Task to complete → Find every line in the records below that holds the word "title" and copy it.

----- Task data

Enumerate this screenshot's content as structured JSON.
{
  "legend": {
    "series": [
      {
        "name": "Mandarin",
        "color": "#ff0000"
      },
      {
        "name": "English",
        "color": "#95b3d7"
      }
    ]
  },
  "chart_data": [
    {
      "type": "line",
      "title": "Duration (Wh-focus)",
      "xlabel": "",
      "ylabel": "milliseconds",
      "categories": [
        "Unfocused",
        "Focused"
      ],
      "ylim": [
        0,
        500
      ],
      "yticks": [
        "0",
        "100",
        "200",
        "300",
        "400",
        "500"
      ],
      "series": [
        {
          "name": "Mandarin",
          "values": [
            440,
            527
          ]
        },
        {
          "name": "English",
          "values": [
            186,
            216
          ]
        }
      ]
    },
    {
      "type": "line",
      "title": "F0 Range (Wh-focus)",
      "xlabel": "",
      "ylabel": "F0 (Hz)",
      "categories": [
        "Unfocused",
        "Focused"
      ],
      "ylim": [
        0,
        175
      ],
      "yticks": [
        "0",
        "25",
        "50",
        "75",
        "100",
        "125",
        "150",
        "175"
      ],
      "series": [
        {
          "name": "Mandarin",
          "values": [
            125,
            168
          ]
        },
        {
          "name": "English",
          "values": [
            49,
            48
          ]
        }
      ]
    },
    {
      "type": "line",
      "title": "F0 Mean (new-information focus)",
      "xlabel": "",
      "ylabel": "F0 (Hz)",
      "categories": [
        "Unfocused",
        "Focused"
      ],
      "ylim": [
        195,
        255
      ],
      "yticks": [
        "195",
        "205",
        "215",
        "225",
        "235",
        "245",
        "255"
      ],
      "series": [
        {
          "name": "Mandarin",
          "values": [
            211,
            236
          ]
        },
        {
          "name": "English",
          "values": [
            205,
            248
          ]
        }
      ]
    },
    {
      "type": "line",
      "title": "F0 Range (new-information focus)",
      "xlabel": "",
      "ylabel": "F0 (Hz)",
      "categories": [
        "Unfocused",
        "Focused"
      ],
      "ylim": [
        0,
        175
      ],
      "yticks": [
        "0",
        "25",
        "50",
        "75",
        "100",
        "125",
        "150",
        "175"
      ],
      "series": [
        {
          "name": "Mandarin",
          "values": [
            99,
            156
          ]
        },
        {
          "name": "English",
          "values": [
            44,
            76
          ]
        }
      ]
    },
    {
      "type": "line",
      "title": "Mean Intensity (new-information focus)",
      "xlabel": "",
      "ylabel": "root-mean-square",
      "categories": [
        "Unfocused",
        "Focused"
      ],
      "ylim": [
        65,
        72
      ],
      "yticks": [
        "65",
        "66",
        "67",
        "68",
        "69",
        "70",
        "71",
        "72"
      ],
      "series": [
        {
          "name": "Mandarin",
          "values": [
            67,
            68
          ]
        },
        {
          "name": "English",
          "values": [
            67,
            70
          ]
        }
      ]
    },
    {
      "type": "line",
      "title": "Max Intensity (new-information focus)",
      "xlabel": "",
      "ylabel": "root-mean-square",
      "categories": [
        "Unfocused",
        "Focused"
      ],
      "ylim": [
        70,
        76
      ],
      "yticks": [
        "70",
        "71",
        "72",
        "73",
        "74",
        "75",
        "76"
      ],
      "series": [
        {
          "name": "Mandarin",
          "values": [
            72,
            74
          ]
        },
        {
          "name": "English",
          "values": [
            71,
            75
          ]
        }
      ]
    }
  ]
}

----------

Written response →
      "title": "Duration (Wh-focus)",
      "title": "F0 Range (Wh-focus)",
      "title": "F0 Mean (new-information focus)",
      "title": "F0 Range (new-information focus)",
      "title": "Mean Intensity (new-information focus)",
      "title": "Max Intensity (new-information focus)",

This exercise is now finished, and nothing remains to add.